• [INPUT FOR THIS TASK]:

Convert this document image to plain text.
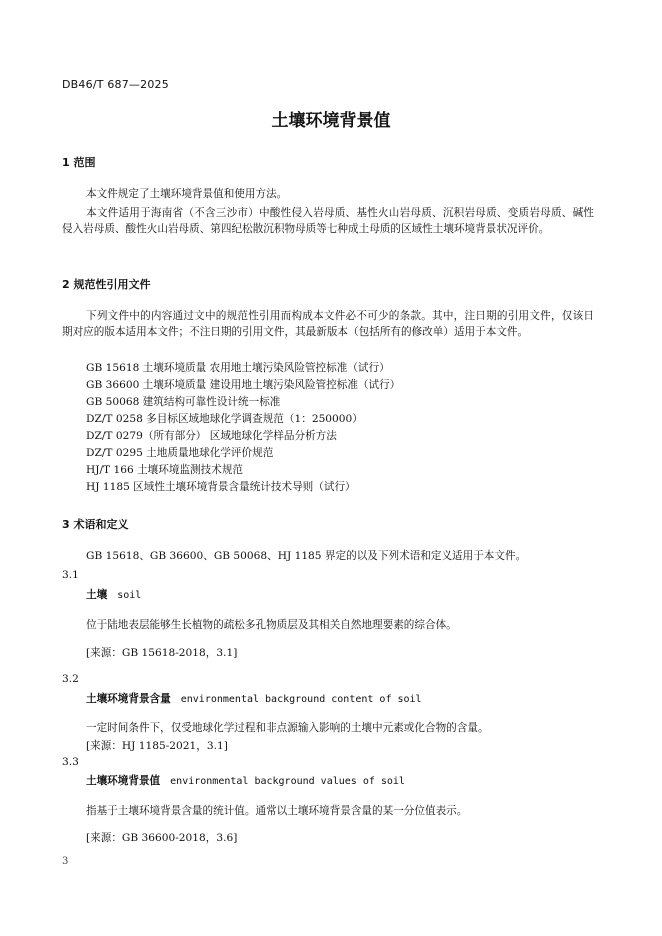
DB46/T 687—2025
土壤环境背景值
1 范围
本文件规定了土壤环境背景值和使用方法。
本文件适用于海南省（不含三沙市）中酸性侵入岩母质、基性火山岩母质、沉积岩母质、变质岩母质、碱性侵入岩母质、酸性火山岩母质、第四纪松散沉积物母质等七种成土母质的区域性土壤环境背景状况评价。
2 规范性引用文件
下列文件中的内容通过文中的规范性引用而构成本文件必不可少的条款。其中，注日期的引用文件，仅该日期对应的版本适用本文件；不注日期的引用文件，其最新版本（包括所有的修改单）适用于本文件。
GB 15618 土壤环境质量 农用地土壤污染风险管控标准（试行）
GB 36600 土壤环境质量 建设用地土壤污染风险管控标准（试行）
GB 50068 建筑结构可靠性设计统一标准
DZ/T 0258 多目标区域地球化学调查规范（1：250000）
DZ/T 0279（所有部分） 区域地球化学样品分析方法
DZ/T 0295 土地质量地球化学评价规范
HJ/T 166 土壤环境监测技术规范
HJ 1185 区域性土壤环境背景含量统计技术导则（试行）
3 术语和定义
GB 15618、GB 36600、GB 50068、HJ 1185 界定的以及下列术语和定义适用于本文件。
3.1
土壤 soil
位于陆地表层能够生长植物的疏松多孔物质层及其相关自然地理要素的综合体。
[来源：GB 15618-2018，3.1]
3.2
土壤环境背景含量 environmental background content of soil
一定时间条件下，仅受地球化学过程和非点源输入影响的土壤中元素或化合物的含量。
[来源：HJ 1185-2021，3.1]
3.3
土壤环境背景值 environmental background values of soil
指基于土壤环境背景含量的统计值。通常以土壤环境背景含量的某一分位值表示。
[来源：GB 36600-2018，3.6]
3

• [DO THIS]:
Copy the records above exactly, omitting every picture.

• [PROBLEM SOLUTION]:
Convert this document image to plain text.
DB46/T 687—2025
土壤环境背景值
1 范围
本文件规定了土壤环境背景值和使用方法。
本文件适用于海南省（不含三沙市）中酸性侵入岩母质、基性火山岩母质、沉积岩母质、变质岩母质、碱性侵入岩母质、酸性火山岩母质、第四纪松散沉积物母质等七种成土母质的区域性土壤环境背景状况评价。
2 规范性引用文件
下列文件中的内容通过文中的规范性引用而构成本文件必不可少的条款。其中，注日期的引用文件，仅该日期对应的版本适用本文件；不注日期的引用文件，其最新版本（包括所有的修改单）适用于本文件。
GB 15618 土壤环境质量 农用地土壤污染风险管控标准（试行）
GB 36600 土壤环境质量 建设用地土壤污染风险管控标准（试行）
GB 50068 建筑结构可靠性设计统一标准
DZ/T 0258 多目标区域地球化学调查规范（1：250000）
DZ/T 0279（所有部分） 区域地球化学样品分析方法
DZ/T 0295 土地质量地球化学评价规范
HJ/T 166 土壤环境监测技术规范
HJ 1185 区域性土壤环境背景含量统计技术导则（试行）
3 术语和定义
GB 15618、GB 36600、GB 50068、HJ 1185 界定的以及下列术语和定义适用于本文件。
3.1
土壤 soil
位于陆地表层能够生长植物的疏松多孔物质层及其相关自然地理要素的综合体。
[来源：GB 15618-2018，3.1]
3.2
土壤环境背景含量 environmental background content of soil
一定时间条件下，仅受地球化学过程和非点源输入影响的土壤中元素或化合物的含量。
[来源：HJ 1185-2021，3.1]
3.3
土壤环境背景值 environmental background values of soil
指基于土壤环境背景含量的统计值。通常以土壤环境背景含量的某一分位值表示。
[来源：GB 36600-2018，3.6]
3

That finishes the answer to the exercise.